— What you should do —
Reproduce the data in its entirety, exactly as supplied.

[Stored items]
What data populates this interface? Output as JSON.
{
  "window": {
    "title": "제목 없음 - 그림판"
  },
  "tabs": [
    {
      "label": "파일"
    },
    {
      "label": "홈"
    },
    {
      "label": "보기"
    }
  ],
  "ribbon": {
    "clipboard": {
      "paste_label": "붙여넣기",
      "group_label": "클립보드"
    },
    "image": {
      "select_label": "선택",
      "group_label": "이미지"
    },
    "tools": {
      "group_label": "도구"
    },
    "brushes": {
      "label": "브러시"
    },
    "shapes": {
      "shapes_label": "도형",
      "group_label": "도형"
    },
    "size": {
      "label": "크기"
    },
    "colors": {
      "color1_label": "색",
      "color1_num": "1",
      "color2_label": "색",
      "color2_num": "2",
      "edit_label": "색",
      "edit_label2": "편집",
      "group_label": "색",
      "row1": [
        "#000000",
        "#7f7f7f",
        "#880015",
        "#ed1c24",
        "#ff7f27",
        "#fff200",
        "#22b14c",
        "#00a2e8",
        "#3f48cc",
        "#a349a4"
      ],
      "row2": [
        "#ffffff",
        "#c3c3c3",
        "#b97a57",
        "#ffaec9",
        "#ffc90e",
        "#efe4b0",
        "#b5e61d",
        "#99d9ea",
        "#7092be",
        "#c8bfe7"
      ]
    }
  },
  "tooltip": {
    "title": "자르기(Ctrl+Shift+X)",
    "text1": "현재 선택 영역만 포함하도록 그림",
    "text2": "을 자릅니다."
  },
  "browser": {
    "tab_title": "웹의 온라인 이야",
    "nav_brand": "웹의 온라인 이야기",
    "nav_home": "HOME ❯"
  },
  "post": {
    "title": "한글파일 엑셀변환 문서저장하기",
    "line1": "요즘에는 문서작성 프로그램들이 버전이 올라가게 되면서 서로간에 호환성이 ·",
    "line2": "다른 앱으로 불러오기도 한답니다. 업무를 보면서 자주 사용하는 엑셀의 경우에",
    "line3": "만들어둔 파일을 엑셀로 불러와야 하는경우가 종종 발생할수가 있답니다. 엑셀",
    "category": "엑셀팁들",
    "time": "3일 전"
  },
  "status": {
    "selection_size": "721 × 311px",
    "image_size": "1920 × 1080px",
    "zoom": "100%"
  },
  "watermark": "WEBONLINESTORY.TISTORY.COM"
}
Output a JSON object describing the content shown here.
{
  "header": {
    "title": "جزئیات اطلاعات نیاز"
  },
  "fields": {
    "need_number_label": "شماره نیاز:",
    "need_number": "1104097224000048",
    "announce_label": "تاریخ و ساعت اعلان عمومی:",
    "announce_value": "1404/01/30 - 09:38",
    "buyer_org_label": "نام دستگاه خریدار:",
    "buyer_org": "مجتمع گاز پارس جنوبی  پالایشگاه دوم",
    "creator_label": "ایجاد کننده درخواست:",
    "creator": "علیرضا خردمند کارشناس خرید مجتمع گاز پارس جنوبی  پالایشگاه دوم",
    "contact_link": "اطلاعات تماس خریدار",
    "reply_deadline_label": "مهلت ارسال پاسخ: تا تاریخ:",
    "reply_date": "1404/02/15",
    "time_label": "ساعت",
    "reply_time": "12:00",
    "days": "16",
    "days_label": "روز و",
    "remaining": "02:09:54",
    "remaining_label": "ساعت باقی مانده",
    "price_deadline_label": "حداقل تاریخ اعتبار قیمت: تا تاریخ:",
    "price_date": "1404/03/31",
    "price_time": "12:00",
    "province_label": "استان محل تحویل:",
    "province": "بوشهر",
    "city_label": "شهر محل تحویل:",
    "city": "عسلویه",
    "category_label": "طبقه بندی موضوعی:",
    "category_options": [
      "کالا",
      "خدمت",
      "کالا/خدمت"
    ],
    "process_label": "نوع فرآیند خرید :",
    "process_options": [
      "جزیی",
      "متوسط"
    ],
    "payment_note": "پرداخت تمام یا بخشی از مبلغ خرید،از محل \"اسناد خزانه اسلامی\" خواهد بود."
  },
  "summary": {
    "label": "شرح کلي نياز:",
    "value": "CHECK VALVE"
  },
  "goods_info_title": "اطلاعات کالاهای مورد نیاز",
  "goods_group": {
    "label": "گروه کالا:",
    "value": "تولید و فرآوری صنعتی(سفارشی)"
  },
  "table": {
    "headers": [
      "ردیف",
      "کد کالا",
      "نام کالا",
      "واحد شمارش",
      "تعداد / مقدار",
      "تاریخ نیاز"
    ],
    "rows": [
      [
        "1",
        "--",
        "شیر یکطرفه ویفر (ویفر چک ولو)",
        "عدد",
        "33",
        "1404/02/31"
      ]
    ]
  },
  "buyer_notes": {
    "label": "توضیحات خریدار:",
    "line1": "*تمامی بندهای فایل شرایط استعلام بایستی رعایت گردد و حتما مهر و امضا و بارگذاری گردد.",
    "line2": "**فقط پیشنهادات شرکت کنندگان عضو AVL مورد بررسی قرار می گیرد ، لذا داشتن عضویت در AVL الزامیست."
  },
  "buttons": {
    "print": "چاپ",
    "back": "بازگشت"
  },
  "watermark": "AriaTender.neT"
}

— Output below —
What data populates this interface? Output as JSON.
{
  "window": {
    "title": "제목 없음 - 그림판"
  },
  "tabs": [
    {
      "label": "파일"
    },
    {
      "label": "홈"
    },
    {
      "label": "보기"
    }
  ],
  "ribbon": {
    "clipboard": {
      "paste_label": "붙여넣기",
      "group_label": "클립보드"
    },
    "image": {
      "select_label": "선택",
      "group_label": "이미지"
    },
    "tools": {
      "group_label": "도구"
    },
    "brushes": {
      "label": "브러시"
    },
    "shapes": {
      "shapes_label": "도형",
      "group_label": "도형"
    },
    "size": {
      "label": "크기"
    },
    "colors": {
      "color1_label": "색",
      "color1_num": "1",
      "color2_label": "색",
      "color2_num": "2",
      "edit_label": "색",
      "edit_label2": "편집",
      "group_label": "색",
      "row1": [
        "#000000",
        "#7f7f7f",
        "#880015",
        "#ed1c24",
        "#ff7f27",
        "#fff200",
        "#22b14c",
        "#00a2e8",
        "#3f48cc",
        "#a349a4"
      ],
      "row2": [
        "#ffffff",
        "#c3c3c3",
        "#b97a57",
        "#ffaec9",
        "#ffc90e",
        "#efe4b0",
        "#b5e61d",
        "#99d9ea",
        "#7092be",
        "#c8bfe7"
      ]
    }
  },
  "tooltip": {
    "title": "자르기(Ctrl+Shift+X)",
    "text1": "현재 선택 영역만 포함하도록 그림",
    "text2": "을 자릅니다."
  },
  "browser": {
    "tab_title": "웹의 온라인 이야",
    "nav_brand": "웹의 온라인 이야기",
    "nav_home": "HOME ❯"
  },
  "post": {
    "title": "한글파일 엑셀변환 문서저장하기",
    "line1": "요즘에는 문서작성 프로그램들이 버전이 올라가게 되면서 서로간에 호환성이 ·",
    "line2": "다른 앱으로 불러오기도 한답니다. 업무를 보면서 자주 사용하는 엑셀의 경우에",
    "line3": "만들어둔 파일을 엑셀로 불러와야 하는경우가 종종 발생할수가 있답니다. 엑셀",
    "category": "엑셀팁들",
    "time": "3일 전"
  },
  "status": {
    "selection_size": "721 × 311px",
    "image_size": "1920 × 1080px",
    "zoom": "100%"
  },
  "watermark": "WEBONLINESTORY.TISTORY.COM"
}
Output a JSON object describing the content shown here.
{
  "header": {
    "title": "جزئیات اطلاعات نیاز"
  },
  "fields": {
    "need_number_label": "شماره نیاز:",
    "need_number": "1104097224000048",
    "announce_label": "تاریخ و ساعت اعلان عمومی:",
    "announce_value": "1404/01/30 - 09:38",
    "buyer_org_label": "نام دستگاه خریدار:",
    "buyer_org": "مجتمع گاز پارس جنوبی  پالایشگاه دوم",
    "creator_label": "ایجاد کننده درخواست:",
    "creator": "علیرضا خردمند کارشناس خرید مجتمع گاز پارس جنوبی  پالایشگاه دوم",
    "contact_link": "اطلاعات تماس خریدار",
    "reply_deadline_label": "مهلت ارسال پاسخ: تا تاریخ:",
    "reply_date": "1404/02/15",
    "time_label": "ساعت",
    "reply_time": "12:00",
    "days": "16",
    "days_label": "روز و",
    "remaining": "02:09:54",
    "remaining_label": "ساعت باقی مانده",
    "price_deadline_label": "حداقل تاریخ اعتبار قیمت: تا تاریخ:",
    "price_date": "1404/03/31",
    "price_time": "12:00",
    "province_label": "استان محل تحویل:",
    "province": "بوشهر",
    "city_label": "شهر محل تحویل:",
    "city": "عسلویه",
    "category_label": "طبقه بندی موضوعی:",
    "category_options": [
      "کالا",
      "خدمت",
      "کالا/خدمت"
    ],
    "process_label": "نوع فرآیند خرید :",
    "process_options": [
      "جزیی",
      "متوسط"
    ],
    "payment_note": "پرداخت تمام یا بخشی از مبلغ خرید،از محل \"اسناد خزانه اسلامی\" خواهد بود."
  },
  "summary": {
    "label": "شرح کلي نياز:",
    "value": "CHECK VALVE"
  },
  "goods_info_title": "اطلاعات کالاهای مورد نیاز",
  "goods_group": {
    "label": "گروه کالا:",
    "value": "تولید و فرآوری صنعتی(سفارشی)"
  },
  "table": {
    "headers": [
      "ردیف",
      "کد کالا",
      "نام کالا",
      "واحد شمارش",
      "تعداد / مقدار",
      "تاریخ نیاز"
    ],
    "rows": [
      [
        "1",
        "--",
        "شیر یکطرفه ویفر (ویفر چک ولو)",
        "عدد",
        "33",
        "1404/02/31"
      ]
    ]
  },
  "buyer_notes": {
    "label": "توضیحات خریدار:",
    "line1": "*تمامی بندهای فایل شرایط استعلام بایستی رعایت گردد و حتما مهر و امضا و بارگذاری گردد.",
    "line2": "**فقط پیشنهادات شرکت کنندگان عضو AVL مورد بررسی قرار می گیرد ، لذا داشتن عضویت در AVL الزامیست."
  },
  "buttons": {
    "print": "چاپ",
    "back": "بازگشت"
  },
  "watermark": "AriaTender.neT"
}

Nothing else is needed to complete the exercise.